• **What to work on**
Of all the lines in the material, how many include the word "умных"? Reply with the number alone.
-- Begin --
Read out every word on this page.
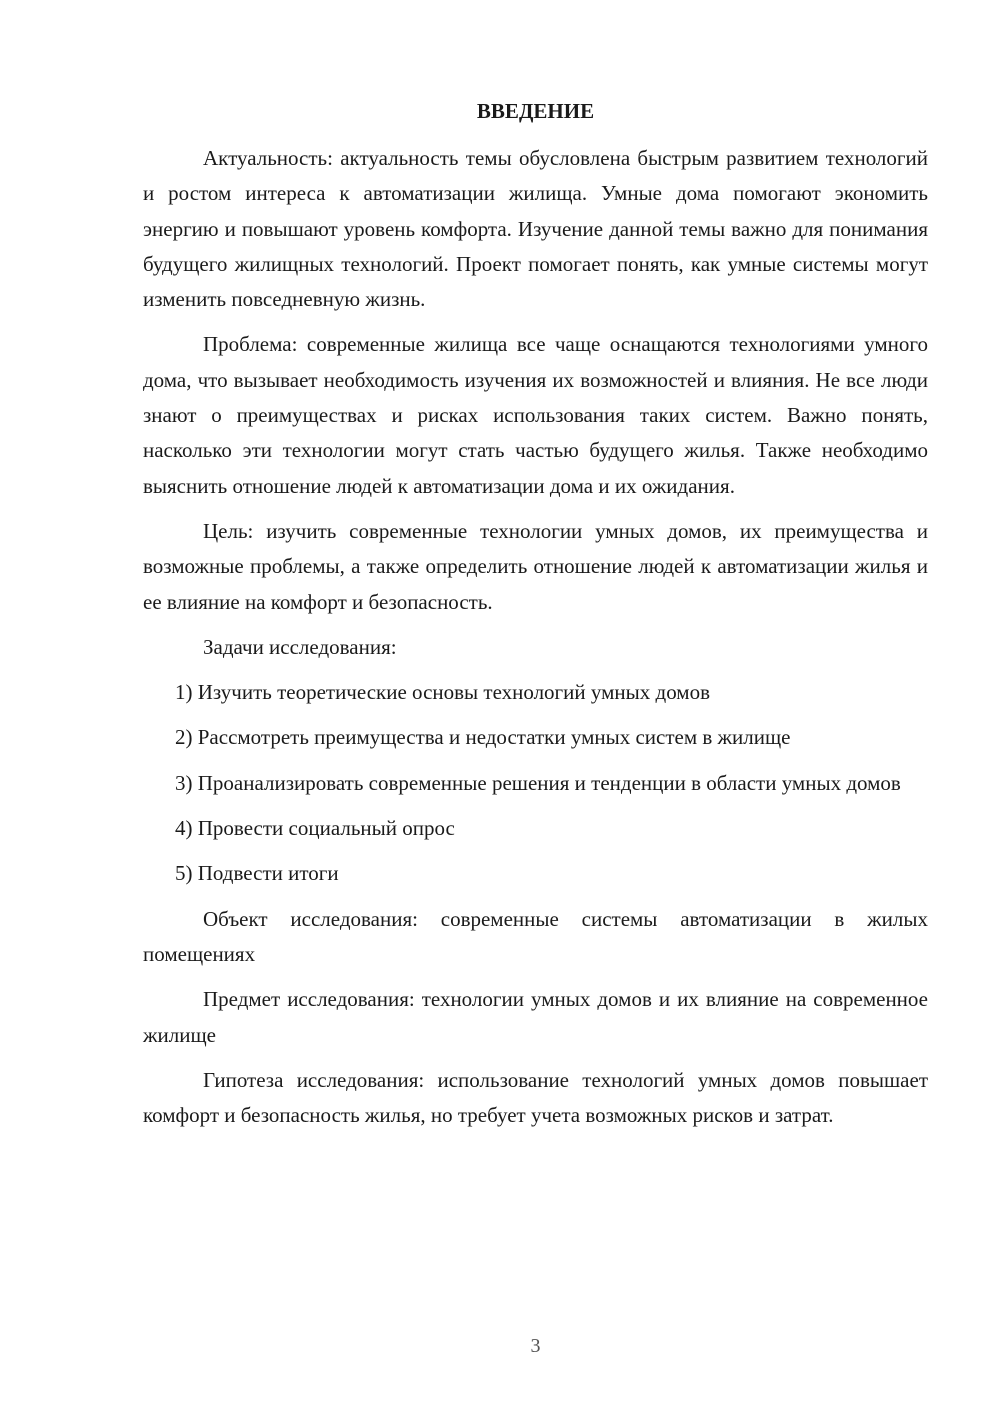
ВВЕДЕНИЕ

Актуальность: актуальность темы обусловлена быстрым развитием технологий и ростом интереса к автоматизации жилища. Умные дома помогают экономить энергию и повышают уровень комфорта. Изучение данной темы важно для понимания будущего жилищных технологий. Проект помогает понять, как умные системы могут изменить повседневную жизнь.

Проблема: современные жилища все чаще оснащаются технологиями умного дома, что вызывает необходимость изучения их возможностей и влияния. Не все люди знают о преимуществах и рисках использования таких систем. Важно понять, насколько эти технологии могут стать частью будущего жилья. Также необходимо выяснить отношение людей к автоматизации дома и их ожидания.

Цель: изучить современные технологии умных домов, их преимущества и возможные проблемы, а также определить отношение людей к автоматизации жилья и ее влияние на комфорт и безопасность.

Задачи исследования:

1) Изучить теоретические основы технологий умных домов

2) Рассмотреть преимущества и недостатки умных систем в жилище

3) Проанализировать современные решения и тенденции в области умных домов

4) Провести социальный опрос

5) Подвести итоги

Объект исследования: современные системы автоматизации в жилых помещениях

Предмет исследования: технологии умных домов и их влияние на современное жилище

Гипотеза исследования: использование технологий умных домов повышает комфорт и безопасность жилья, но требует учета возможных рисков и затрат.

3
-- End --
• **Answer to this task**
6